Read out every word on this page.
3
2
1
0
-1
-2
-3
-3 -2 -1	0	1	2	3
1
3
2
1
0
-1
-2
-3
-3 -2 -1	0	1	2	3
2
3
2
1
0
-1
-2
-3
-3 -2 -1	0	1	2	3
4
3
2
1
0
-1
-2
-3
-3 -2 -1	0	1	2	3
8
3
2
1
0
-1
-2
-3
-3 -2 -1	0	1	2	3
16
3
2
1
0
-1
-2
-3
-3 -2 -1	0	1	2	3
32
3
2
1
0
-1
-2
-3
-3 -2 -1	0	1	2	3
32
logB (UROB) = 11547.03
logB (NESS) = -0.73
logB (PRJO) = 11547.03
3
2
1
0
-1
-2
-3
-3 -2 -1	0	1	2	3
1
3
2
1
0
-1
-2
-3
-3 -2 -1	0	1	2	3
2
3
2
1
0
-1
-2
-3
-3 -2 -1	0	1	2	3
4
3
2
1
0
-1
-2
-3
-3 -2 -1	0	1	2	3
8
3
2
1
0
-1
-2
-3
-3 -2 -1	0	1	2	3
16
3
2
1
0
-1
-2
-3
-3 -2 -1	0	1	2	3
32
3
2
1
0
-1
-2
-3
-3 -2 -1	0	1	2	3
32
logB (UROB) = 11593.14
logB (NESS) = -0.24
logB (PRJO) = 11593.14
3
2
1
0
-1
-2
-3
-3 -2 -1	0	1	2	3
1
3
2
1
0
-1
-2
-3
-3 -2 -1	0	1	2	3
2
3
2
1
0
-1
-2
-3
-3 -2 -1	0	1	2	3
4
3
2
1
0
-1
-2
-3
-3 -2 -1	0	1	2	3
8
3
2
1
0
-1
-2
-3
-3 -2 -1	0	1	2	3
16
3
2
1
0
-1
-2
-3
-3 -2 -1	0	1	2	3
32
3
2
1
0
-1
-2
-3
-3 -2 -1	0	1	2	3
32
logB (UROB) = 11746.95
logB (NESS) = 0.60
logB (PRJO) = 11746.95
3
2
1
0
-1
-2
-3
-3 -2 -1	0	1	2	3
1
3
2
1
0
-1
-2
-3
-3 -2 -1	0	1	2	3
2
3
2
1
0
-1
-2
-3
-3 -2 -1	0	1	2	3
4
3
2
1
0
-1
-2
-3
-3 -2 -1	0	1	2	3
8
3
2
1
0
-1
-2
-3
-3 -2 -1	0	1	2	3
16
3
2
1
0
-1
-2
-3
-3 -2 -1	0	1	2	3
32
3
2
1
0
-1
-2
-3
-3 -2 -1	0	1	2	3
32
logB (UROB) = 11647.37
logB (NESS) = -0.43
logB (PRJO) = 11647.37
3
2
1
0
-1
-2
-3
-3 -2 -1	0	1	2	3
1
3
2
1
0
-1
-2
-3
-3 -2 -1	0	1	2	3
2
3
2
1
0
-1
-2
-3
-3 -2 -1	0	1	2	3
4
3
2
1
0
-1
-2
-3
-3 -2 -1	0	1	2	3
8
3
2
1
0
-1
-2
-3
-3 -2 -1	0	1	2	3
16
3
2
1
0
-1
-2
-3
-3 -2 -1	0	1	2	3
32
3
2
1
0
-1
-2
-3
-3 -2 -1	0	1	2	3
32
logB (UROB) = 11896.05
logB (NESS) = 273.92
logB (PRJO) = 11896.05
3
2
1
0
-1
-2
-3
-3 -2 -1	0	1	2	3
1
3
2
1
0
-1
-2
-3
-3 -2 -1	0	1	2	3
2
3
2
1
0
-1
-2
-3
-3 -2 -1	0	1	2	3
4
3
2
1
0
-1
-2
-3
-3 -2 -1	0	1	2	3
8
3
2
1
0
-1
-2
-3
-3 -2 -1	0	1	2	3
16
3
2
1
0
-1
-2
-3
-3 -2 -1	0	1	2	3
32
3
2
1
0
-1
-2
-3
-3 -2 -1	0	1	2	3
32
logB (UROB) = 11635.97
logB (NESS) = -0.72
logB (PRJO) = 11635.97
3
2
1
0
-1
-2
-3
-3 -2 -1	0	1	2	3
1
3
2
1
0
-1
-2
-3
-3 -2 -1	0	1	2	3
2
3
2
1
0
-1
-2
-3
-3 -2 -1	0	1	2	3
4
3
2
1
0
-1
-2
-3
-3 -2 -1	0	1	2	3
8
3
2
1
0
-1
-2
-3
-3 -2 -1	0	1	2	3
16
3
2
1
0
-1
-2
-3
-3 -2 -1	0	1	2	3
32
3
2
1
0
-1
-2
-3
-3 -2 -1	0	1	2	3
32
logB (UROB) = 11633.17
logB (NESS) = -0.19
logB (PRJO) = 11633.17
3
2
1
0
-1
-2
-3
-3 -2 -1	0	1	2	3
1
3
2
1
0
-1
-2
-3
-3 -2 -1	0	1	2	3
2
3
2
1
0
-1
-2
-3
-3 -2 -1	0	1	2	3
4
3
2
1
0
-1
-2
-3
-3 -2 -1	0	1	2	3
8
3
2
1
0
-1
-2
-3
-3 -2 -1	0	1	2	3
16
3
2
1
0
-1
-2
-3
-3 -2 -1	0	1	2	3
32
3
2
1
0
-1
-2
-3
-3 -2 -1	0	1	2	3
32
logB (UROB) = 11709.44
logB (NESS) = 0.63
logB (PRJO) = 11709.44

Your goal:
All of the entries need to be reproduced exactly; please write them out.

Reply:
Read out every word on this page.
3
2
1
0
-1
-2
-3
-3 -2 -1	0	1	2	3
1
3
2
1
0
-1
-2
-3
-3 -2 -1	0	1	2	3
2
3
2
1
0
-1
-2
-3
-3 -2 -1	0	1	2	3
4
3
2
1
0
-1
-2
-3
-3 -2 -1	0	1	2	3
8
3
2
1
0
-1
-2
-3
-3 -2 -1	0	1	2	3
16
3
2
1
0
-1
-2
-3
-3 -2 -1	0	1	2	3
32
3
2
1
0
-1
-2
-3
-3 -2 -1	0	1	2	3
32
logB (UROB) = 11547.03
logB (NESS) = -0.73
logB (PRJO) = 11547.03
3
2
1
0
-1
-2
-3
-3 -2 -1	0	1	2	3
1
3
2
1
0
-1
-2
-3
-3 -2 -1	0	1	2	3
2
3
2
1
0
-1
-2
-3
-3 -2 -1	0	1	2	3
4
3
2
1
0
-1
-2
-3
-3 -2 -1	0	1	2	3
8
3
2
1
0
-1
-2
-3
-3 -2 -1	0	1	2	3
16
3
2
1
0
-1
-2
-3
-3 -2 -1	0	1	2	3
32
3
2
1
0
-1
-2
-3
-3 -2 -1	0	1	2	3
32
logB (UROB) = 11593.14
logB (NESS) = -0.24
logB (PRJO) = 11593.14
3
2
1
0
-1
-2
-3
-3 -2 -1	0	1	2	3
1
3
2
1
0
-1
-2
-3
-3 -2 -1	0	1	2	3
2
3
2
1
0
-1
-2
-3
-3 -2 -1	0	1	2	3
4
3
2
1
0
-1
-2
-3
-3 -2 -1	0	1	2	3
8
3
2
1
0
-1
-2
-3
-3 -2 -1	0	1	2	3
16
3
2
1
0
-1
-2
-3
-3 -2 -1	0	1	2	3
32
3
2
1
0
-1
-2
-3
-3 -2 -1	0	1	2	3
32
logB (UROB) = 11746.95
logB (NESS) = 0.60
logB (PRJO) = 11746.95
3
2
1
0
-1
-2
-3
-3 -2 -1	0	1	2	3
1
3
2
1
0
-1
-2
-3
-3 -2 -1	0	1	2	3
2
3
2
1
0
-1
-2
-3
-3 -2 -1	0	1	2	3
4
3
2
1
0
-1
-2
-3
-3 -2 -1	0	1	2	3
8
3
2
1
0
-1
-2
-3
-3 -2 -1	0	1	2	3
16
3
2
1
0
-1
-2
-3
-3 -2 -1	0	1	2	3
32
3
2
1
0
-1
-2
-3
-3 -2 -1	0	1	2	3
32
logB (UROB) = 11647.37
logB (NESS) = -0.43
logB (PRJO) = 11647.37
3
2
1
0
-1
-2
-3
-3 -2 -1	0	1	2	3
1
3
2
1
0
-1
-2
-3
-3 -2 -1	0	1	2	3
2
3
2
1
0
-1
-2
-3
-3 -2 -1	0	1	2	3
4
3
2
1
0
-1
-2
-3
-3 -2 -1	0	1	2	3
8
3
2
1
0
-1
-2
-3
-3 -2 -1	0	1	2	3
16
3
2
1
0
-1
-2
-3
-3 -2 -1	0	1	2	3
32
3
2
1
0
-1
-2
-3
-3 -2 -1	0	1	2	3
32
logB (UROB) = 11896.05
logB (NESS) = 273.92
logB (PRJO) = 11896.05
3
2
1
0
-1
-2
-3
-3 -2 -1	0	1	2	3
1
3
2
1
0
-1
-2
-3
-3 -2 -1	0	1	2	3
2
3
2
1
0
-1
-2
-3
-3 -2 -1	0	1	2	3
4
3
2
1
0
-1
-2
-3
-3 -2 -1	0	1	2	3
8
3
2
1
0
-1
-2
-3
-3 -2 -1	0	1	2	3
16
3
2
1
0
-1
-2
-3
-3 -2 -1	0	1	2	3
32
3
2
1
0
-1
-2
-3
-3 -2 -1	0	1	2	3
32
logB (UROB) = 11635.97
logB (NESS) = -0.72
logB (PRJO) = 11635.97
3
2
1
0
-1
-2
-3
-3 -2 -1	0	1	2	3
1
3
2
1
0
-1
-2
-3
-3 -2 -1	0	1	2	3
2
3
2
1
0
-1
-2
-3
-3 -2 -1	0	1	2	3
4
3
2
1
0
-1
-2
-3
-3 -2 -1	0	1	2	3
8
3
2
1
0
-1
-2
-3
-3 -2 -1	0	1	2	3
16
3
2
1
0
-1
-2
-3
-3 -2 -1	0	1	2	3
32
3
2
1
0
-1
-2
-3
-3 -2 -1	0	1	2	3
32
logB (UROB) = 11633.17
logB (NESS) = -0.19
logB (PRJO) = 11633.17
3
2
1
0
-1
-2
-3
-3 -2 -1	0	1	2	3
1
3
2
1
0
-1
-2
-3
-3 -2 -1	0	1	2	3
2
3
2
1
0
-1
-2
-3
-3 -2 -1	0	1	2	3
4
3
2
1
0
-1
-2
-3
-3 -2 -1	0	1	2	3
8
3
2
1
0
-1
-2
-3
-3 -2 -1	0	1	2	3
16
3
2
1
0
-1
-2
-3
-3 -2 -1	0	1	2	3
32
3
2
1
0
-1
-2
-3
-3 -2 -1	0	1	2	3
32
logB (UROB) = 11709.44
logB (NESS) = 0.63
logB (PRJO) = 11709.44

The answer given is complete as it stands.